### Task requirements
Look through the data below and report how many lines include "this". Only the number should be given.

(Extracted records)
= = = = =

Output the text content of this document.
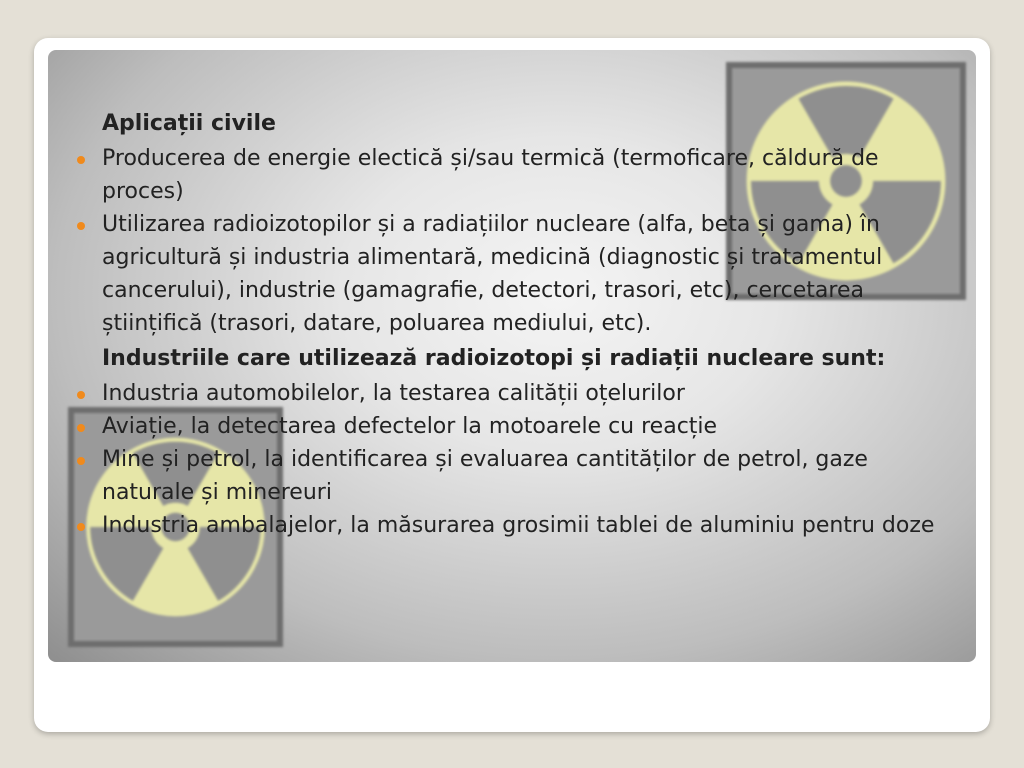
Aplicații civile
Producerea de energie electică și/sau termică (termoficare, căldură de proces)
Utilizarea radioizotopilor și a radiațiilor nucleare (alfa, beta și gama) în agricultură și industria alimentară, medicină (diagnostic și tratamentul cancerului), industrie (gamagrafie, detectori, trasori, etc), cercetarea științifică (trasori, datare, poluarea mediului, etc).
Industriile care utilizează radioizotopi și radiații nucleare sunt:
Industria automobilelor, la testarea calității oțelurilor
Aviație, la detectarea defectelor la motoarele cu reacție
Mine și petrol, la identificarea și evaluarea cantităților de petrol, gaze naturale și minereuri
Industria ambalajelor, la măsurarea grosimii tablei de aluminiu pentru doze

= = = = =

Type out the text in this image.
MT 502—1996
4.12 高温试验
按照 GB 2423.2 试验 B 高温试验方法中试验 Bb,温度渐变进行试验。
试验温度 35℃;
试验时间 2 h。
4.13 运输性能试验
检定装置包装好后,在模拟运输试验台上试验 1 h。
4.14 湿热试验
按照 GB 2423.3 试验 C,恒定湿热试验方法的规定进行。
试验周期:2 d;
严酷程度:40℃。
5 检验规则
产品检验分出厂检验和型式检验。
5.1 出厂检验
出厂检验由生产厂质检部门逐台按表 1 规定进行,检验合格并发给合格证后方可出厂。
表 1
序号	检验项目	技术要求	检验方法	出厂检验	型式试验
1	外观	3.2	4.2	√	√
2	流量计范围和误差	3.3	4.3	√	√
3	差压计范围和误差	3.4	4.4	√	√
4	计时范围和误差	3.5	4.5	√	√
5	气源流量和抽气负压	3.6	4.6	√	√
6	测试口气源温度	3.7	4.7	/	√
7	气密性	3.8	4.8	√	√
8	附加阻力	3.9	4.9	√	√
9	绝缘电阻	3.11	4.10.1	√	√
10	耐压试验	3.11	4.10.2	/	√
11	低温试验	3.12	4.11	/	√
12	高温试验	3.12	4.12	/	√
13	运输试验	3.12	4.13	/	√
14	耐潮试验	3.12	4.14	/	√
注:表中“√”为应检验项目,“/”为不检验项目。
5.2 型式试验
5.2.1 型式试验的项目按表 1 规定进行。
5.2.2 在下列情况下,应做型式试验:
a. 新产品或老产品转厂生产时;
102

= = = = =

### Finished exercise
2